**WHAT IS NEEDED:** Scan the data below. Pull out each line where "lobelia" occurs.

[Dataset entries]
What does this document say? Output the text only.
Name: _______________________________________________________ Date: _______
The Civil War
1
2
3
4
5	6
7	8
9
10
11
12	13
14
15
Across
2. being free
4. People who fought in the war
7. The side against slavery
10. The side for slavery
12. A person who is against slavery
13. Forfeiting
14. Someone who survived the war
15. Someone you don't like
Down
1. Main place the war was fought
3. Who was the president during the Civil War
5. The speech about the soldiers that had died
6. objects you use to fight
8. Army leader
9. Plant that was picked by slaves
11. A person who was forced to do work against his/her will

...

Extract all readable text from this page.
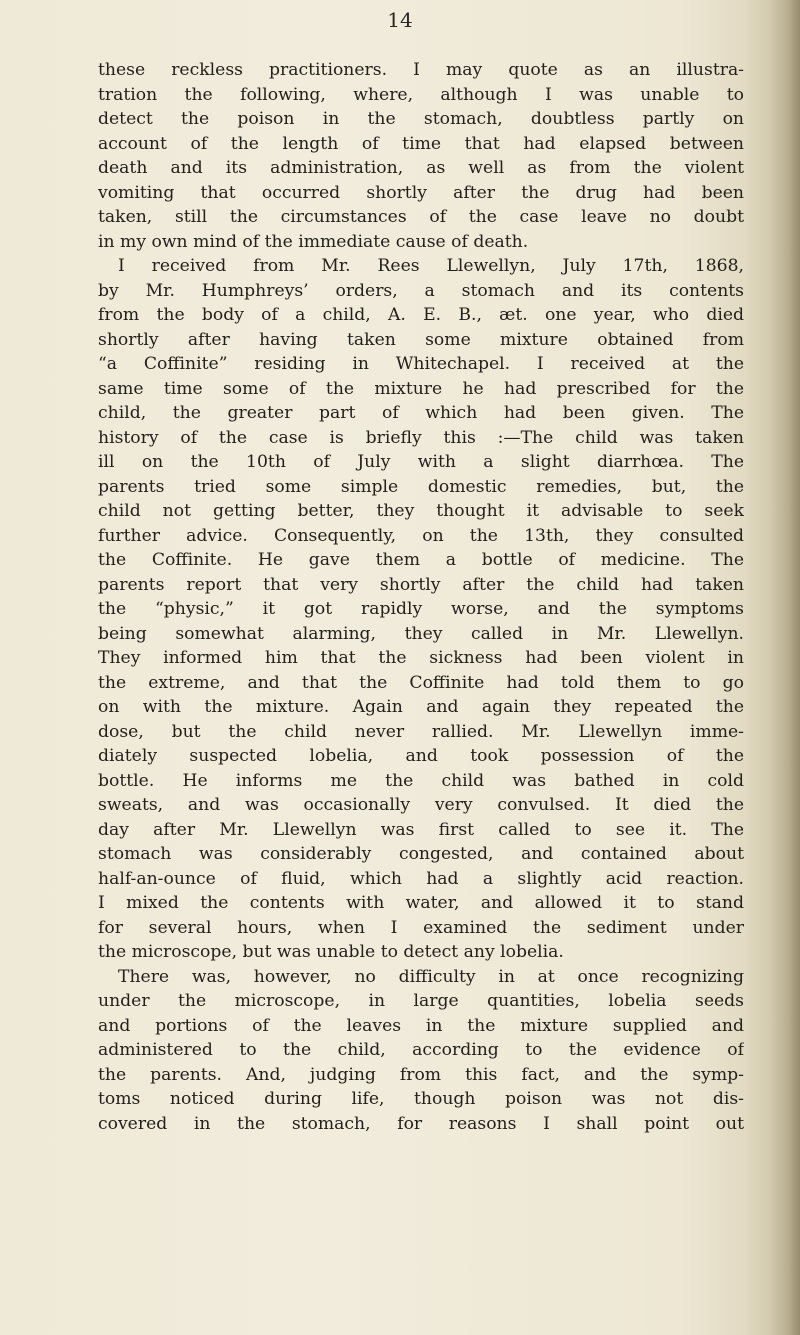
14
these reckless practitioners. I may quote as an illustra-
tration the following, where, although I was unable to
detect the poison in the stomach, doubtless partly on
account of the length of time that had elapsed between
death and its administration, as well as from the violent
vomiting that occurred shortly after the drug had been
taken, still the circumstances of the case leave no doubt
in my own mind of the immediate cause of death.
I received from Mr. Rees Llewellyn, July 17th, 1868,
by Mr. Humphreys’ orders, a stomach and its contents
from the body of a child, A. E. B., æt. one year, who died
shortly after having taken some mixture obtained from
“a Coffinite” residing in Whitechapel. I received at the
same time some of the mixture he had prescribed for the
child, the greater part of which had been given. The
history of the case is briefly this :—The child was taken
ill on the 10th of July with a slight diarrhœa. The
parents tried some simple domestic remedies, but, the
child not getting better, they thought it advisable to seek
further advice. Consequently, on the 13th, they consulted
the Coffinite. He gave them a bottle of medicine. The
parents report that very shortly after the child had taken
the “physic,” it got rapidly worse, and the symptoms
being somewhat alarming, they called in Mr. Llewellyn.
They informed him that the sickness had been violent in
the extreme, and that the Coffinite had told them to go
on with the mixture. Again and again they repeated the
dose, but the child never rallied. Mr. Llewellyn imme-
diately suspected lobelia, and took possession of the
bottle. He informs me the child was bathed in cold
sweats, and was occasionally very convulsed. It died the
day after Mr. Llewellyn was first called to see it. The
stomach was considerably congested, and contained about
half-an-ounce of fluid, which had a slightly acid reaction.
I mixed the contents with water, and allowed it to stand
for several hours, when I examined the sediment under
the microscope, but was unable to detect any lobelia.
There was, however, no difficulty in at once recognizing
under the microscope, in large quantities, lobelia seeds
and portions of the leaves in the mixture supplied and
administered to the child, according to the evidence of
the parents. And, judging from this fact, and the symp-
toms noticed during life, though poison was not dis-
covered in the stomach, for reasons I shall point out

...

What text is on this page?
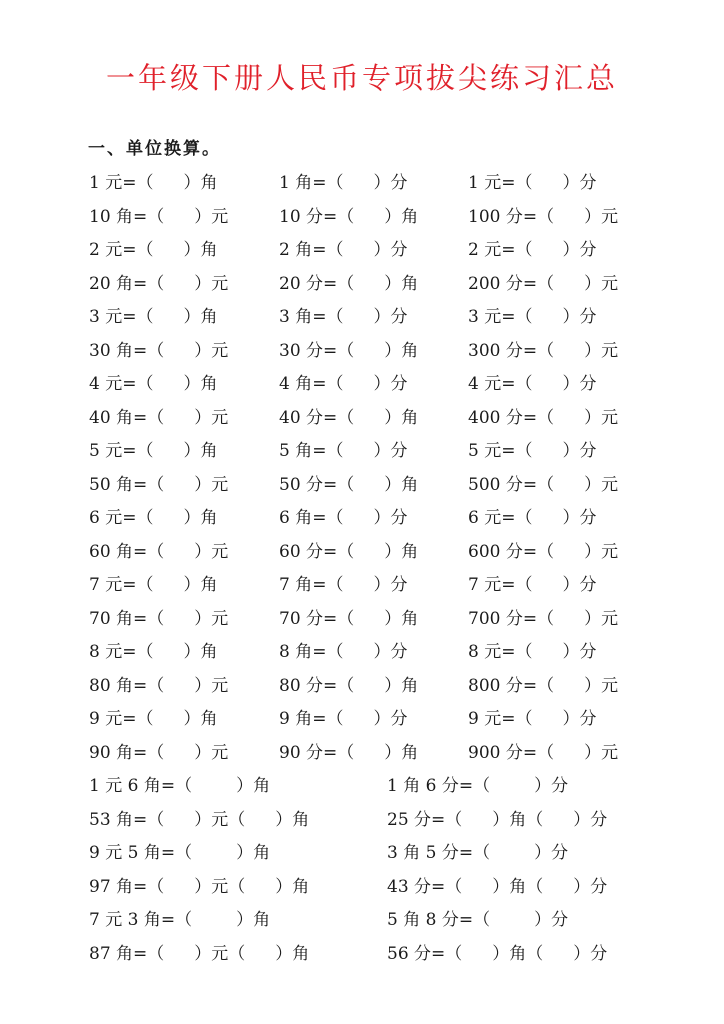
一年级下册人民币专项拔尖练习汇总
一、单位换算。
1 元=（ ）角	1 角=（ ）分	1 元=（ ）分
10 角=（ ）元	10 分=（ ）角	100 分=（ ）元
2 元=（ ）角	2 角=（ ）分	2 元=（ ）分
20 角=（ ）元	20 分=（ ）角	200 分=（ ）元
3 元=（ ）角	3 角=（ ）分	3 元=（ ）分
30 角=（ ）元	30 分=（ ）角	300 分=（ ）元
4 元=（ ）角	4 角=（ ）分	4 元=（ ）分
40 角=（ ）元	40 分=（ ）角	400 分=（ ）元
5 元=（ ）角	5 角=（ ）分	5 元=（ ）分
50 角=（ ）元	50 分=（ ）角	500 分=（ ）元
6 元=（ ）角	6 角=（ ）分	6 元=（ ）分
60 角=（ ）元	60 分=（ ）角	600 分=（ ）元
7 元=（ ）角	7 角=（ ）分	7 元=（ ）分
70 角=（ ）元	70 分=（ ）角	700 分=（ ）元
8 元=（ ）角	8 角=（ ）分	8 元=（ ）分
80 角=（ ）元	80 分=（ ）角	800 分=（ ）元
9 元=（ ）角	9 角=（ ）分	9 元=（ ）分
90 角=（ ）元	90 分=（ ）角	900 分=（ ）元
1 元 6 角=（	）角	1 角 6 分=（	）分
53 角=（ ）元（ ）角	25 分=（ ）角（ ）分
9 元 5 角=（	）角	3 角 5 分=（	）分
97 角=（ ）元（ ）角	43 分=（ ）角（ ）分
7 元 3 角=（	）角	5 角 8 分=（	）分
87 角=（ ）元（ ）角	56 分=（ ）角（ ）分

**THE RESULT:**
diately suspected lobelia, and took possession of the
the microscope, but was unable to detect any lobelia.
under the microscope, in large quantities, lobelia seeds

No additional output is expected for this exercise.